### Task description
In the entries below, switch "x-tick-label" to "x-axis-tick-label" and reproduce every line with nothing else changed.

■ ■ ■ ■ ■ ■ ■

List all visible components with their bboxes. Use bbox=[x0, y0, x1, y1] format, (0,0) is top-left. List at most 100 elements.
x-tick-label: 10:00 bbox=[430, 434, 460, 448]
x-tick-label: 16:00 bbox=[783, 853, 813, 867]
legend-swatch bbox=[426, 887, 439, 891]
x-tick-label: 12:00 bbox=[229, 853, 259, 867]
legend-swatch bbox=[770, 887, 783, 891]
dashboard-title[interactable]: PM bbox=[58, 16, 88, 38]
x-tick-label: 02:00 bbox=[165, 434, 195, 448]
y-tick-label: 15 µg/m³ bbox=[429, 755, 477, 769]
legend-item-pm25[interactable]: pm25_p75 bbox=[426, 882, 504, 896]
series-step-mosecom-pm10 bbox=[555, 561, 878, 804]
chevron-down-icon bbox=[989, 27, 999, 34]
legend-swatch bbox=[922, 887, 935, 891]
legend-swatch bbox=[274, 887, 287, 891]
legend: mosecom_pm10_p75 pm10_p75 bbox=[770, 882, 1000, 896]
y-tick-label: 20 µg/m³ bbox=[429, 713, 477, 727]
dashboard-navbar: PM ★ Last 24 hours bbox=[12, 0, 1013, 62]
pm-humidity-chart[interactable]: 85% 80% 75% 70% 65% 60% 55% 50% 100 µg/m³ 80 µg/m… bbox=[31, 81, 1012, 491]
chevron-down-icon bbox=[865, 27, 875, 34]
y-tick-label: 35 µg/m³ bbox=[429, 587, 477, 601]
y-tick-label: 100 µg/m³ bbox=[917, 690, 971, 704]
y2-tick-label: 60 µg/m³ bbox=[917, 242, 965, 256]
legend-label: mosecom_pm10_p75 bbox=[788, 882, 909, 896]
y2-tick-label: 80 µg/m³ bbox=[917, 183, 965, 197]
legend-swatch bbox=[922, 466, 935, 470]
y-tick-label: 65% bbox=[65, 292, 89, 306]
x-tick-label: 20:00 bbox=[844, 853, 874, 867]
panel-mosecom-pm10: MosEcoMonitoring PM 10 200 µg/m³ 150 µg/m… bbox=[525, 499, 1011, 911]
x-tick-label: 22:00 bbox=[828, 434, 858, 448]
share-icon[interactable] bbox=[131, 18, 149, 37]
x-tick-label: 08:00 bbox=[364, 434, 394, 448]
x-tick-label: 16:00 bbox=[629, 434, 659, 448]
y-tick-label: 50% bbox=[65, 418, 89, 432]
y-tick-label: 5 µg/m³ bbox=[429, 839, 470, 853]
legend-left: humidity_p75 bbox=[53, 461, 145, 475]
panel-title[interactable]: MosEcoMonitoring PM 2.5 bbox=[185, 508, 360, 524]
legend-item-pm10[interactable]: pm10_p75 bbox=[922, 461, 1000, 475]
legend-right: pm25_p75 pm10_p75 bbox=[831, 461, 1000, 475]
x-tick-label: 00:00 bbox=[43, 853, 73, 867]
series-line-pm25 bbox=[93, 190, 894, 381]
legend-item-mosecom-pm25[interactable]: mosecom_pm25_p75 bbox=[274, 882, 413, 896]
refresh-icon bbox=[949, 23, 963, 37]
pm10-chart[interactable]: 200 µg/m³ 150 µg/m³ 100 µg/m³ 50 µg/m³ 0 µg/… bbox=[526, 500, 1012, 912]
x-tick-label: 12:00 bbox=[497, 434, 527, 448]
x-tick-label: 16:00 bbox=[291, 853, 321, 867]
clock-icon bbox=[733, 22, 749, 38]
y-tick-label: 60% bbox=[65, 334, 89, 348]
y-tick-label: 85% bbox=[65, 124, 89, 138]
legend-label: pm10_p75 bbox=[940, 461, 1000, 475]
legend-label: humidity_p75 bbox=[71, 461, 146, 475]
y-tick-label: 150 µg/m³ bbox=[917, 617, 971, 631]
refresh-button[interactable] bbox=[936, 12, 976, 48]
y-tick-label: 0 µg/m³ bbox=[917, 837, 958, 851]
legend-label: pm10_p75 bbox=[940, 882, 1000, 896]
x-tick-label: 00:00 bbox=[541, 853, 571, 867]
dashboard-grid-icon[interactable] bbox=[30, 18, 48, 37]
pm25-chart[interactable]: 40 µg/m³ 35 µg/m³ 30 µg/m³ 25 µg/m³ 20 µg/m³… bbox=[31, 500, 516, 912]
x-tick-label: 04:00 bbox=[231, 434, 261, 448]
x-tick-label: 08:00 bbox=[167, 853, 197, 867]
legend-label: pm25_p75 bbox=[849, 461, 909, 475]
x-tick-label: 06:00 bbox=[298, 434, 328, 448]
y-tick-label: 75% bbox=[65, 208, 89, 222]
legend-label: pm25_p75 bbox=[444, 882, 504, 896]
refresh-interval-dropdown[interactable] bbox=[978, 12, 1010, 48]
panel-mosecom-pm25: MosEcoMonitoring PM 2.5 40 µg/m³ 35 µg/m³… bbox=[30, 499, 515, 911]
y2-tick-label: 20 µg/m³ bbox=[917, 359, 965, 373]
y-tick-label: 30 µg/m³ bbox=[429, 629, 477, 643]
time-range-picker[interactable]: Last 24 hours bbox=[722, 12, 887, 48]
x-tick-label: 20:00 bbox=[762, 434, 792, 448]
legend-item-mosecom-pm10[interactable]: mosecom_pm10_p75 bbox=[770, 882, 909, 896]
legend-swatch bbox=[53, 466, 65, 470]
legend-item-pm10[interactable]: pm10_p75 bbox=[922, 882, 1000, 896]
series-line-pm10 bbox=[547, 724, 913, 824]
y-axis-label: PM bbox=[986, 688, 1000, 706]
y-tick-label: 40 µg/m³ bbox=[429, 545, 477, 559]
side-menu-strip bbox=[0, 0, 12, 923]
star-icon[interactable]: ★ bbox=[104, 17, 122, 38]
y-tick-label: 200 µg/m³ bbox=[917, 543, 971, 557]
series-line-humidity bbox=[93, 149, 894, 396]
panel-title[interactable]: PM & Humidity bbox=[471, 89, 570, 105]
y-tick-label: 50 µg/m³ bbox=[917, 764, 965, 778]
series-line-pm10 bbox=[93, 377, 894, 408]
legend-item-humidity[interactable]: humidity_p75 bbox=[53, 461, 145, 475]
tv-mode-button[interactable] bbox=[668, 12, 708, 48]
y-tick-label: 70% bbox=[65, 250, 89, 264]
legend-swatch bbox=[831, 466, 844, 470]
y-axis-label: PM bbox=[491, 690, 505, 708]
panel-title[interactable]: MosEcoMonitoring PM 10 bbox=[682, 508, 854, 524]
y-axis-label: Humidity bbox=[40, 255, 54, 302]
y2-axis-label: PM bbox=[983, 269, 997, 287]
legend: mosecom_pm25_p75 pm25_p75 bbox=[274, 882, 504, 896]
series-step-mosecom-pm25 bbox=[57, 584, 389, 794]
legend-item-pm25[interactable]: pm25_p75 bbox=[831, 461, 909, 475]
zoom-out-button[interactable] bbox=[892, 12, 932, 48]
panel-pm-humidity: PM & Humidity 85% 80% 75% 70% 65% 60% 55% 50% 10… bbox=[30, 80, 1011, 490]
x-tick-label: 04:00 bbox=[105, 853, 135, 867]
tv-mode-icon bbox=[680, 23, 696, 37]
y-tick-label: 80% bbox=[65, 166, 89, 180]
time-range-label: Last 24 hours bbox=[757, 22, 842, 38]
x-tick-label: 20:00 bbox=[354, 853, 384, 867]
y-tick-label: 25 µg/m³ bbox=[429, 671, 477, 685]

■ ■ ■ ■ ■ ■ ■

### Written solution
List all visible components with their bboxes. Use bbox=[x0, y0, x1, y1] format, (0,0) is top-left. List at most 100 elements.
x-axis-tick-label: 10:00 bbox=[430, 434, 460, 448]
x-axis-tick-label: 16:00 bbox=[783, 853, 813, 867]
legend-swatch bbox=[426, 887, 439, 891]
x-axis-tick-label: 12:00 bbox=[229, 853, 259, 867]
legend-swatch bbox=[770, 887, 783, 891]
dashboard-title[interactable]: PM bbox=[58, 16, 88, 38]
x-axis-tick-label: 02:00 bbox=[165, 434, 195, 448]
y-tick-label: 15 µg/m³ bbox=[429, 755, 477, 769]
legend-item-pm25[interactable]: pm25_p75 bbox=[426, 882, 504, 896]
series-step-mosecom-pm10 bbox=[555, 561, 878, 804]
chevron-down-icon bbox=[989, 27, 999, 34]
legend-swatch bbox=[922, 887, 935, 891]
legend-swatch bbox=[274, 887, 287, 891]
legend: mosecom_pm10_p75 pm10_p75 bbox=[770, 882, 1000, 896]
y-tick-label: 20 µg/m³ bbox=[429, 713, 477, 727]
dashboard-navbar: PM ★ Last 24 hours bbox=[12, 0, 1013, 62]
pm-humidity-chart[interactable]: 85% 80% 75% 70% 65% 60% 55% 50% 100 µg/m³ 80 µg/m… bbox=[31, 81, 1012, 491]
chevron-down-icon bbox=[865, 27, 875, 34]
y-tick-label: 35 µg/m³ bbox=[429, 587, 477, 601]
y-tick-label: 100 µg/m³ bbox=[917, 690, 971, 704]
y2-tick-label: 60 µg/m³ bbox=[917, 242, 965, 256]
legend-label: mosecom_pm10_p75 bbox=[788, 882, 909, 896]
y2-tick-label: 80 µg/m³ bbox=[917, 183, 965, 197]
legend-swatch bbox=[922, 466, 935, 470]
y-tick-label: 65% bbox=[65, 292, 89, 306]
x-axis-tick-label: 20:00 bbox=[844, 853, 874, 867]
panel-mosecom-pm10: MosEcoMonitoring PM 10 200 µg/m³ 150 µg/m… bbox=[525, 499, 1011, 911]
x-axis-tick-label: 22:00 bbox=[828, 434, 858, 448]
share-icon[interactable] bbox=[131, 18, 149, 37]
x-axis-tick-label: 08:00 bbox=[364, 434, 394, 448]
x-axis-tick-label: 16:00 bbox=[629, 434, 659, 448]
y-tick-label: 50% bbox=[65, 418, 89, 432]
y-tick-label: 5 µg/m³ bbox=[429, 839, 470, 853]
legend-left: humidity_p75 bbox=[53, 461, 145, 475]
panel-title[interactable]: MosEcoMonitoring PM 2.5 bbox=[185, 508, 360, 524]
legend-item-pm10[interactable]: pm10_p75 bbox=[922, 461, 1000, 475]
legend-right: pm25_p75 pm10_p75 bbox=[831, 461, 1000, 475]
x-axis-tick-label: 00:00 bbox=[43, 853, 73, 867]
series-line-pm25 bbox=[93, 190, 894, 381]
legend-item-mosecom-pm25[interactable]: mosecom_pm25_p75 bbox=[274, 882, 413, 896]
refresh-icon bbox=[949, 23, 963, 37]
pm10-chart[interactable]: 200 µg/m³ 150 µg/m³ 100 µg/m³ 50 µg/m³ 0 µg/… bbox=[526, 500, 1012, 912]
x-axis-tick-label: 12:00 bbox=[497, 434, 527, 448]
x-axis-tick-label: 16:00 bbox=[291, 853, 321, 867]
clock-icon bbox=[733, 22, 749, 38]
y-tick-label: 60% bbox=[65, 334, 89, 348]
y-tick-label: 85% bbox=[65, 124, 89, 138]
legend-label: pm10_p75 bbox=[940, 461, 1000, 475]
legend-label: humidity_p75 bbox=[71, 461, 146, 475]
y-tick-label: 150 µg/m³ bbox=[917, 617, 971, 631]
refresh-button[interactable] bbox=[936, 12, 976, 48]
y-tick-label: 0 µg/m³ bbox=[917, 837, 958, 851]
legend-label: pm10_p75 bbox=[940, 882, 1000, 896]
x-axis-tick-label: 00:00 bbox=[541, 853, 571, 867]
dashboard-grid-icon[interactable] bbox=[30, 18, 48, 37]
pm25-chart[interactable]: 40 µg/m³ 35 µg/m³ 30 µg/m³ 25 µg/m³ 20 µg/m³… bbox=[31, 500, 516, 912]
x-axis-tick-label: 04:00 bbox=[231, 434, 261, 448]
x-axis-tick-label: 08:00 bbox=[167, 853, 197, 867]
legend-label: pm25_p75 bbox=[849, 461, 909, 475]
x-axis-tick-label: 06:00 bbox=[298, 434, 328, 448]
y-tick-label: 75% bbox=[65, 208, 89, 222]
legend-label: pm25_p75 bbox=[444, 882, 504, 896]
refresh-interval-dropdown[interactable] bbox=[978, 12, 1010, 48]
panel-mosecom-pm25: MosEcoMonitoring PM 2.5 40 µg/m³ 35 µg/m³… bbox=[30, 499, 515, 911]
y2-tick-label: 20 µg/m³ bbox=[917, 359, 965, 373]
y-tick-label: 30 µg/m³ bbox=[429, 629, 477, 643]
time-range-picker[interactable]: Last 24 hours bbox=[722, 12, 887, 48]
x-axis-tick-label: 20:00 bbox=[762, 434, 792, 448]
legend-item-mosecom-pm10[interactable]: mosecom_pm10_p75 bbox=[770, 882, 909, 896]
legend-swatch bbox=[53, 466, 65, 470]
legend-item-pm10[interactable]: pm10_p75 bbox=[922, 882, 1000, 896]
series-line-pm10 bbox=[547, 724, 913, 824]
y-axis-label: PM bbox=[986, 688, 1000, 706]
y-tick-label: 40 µg/m³ bbox=[429, 545, 477, 559]
side-menu-strip bbox=[0, 0, 12, 923]
star-icon[interactable]: ★ bbox=[104, 17, 122, 38]
y-tick-label: 200 µg/m³ bbox=[917, 543, 971, 557]
series-line-humidity bbox=[93, 149, 894, 396]
panel-title[interactable]: PM & Humidity bbox=[471, 89, 570, 105]
y-tick-label: 50 µg/m³ bbox=[917, 764, 965, 778]
series-line-pm10 bbox=[93, 377, 894, 408]
legend-item-humidity[interactable]: humidity_p75 bbox=[53, 461, 145, 475]
tv-mode-button[interactable] bbox=[668, 12, 708, 48]
y-tick-label: 70% bbox=[65, 250, 89, 264]
legend-swatch bbox=[831, 466, 844, 470]
y-axis-label: PM bbox=[491, 690, 505, 708]
panel-title[interactable]: MosEcoMonitoring PM 10 bbox=[682, 508, 854, 524]
y-axis-label: Humidity bbox=[40, 255, 54, 302]
y2-axis-label: PM bbox=[983, 269, 997, 287]
legend: mosecom_pm25_p75 pm25_p75 bbox=[274, 882, 504, 896]
series-step-mosecom-pm25 bbox=[57, 584, 389, 794]
legend-item-pm25[interactable]: pm25_p75 bbox=[831, 461, 909, 475]
zoom-out-button[interactable] bbox=[892, 12, 932, 48]
panel-pm-humidity: PM & Humidity 85% 80% 75% 70% 65% 60% 55% 50% 10… bbox=[30, 80, 1011, 490]
x-axis-tick-label: 04:00 bbox=[105, 853, 135, 867]
tv-mode-icon bbox=[680, 23, 696, 37]
y-tick-label: 80% bbox=[65, 166, 89, 180]
time-range-label: Last 24 hours bbox=[757, 22, 842, 38]
x-axis-tick-label: 20:00 bbox=[354, 853, 384, 867]
y-tick-label: 25 µg/m³ bbox=[429, 671, 477, 685]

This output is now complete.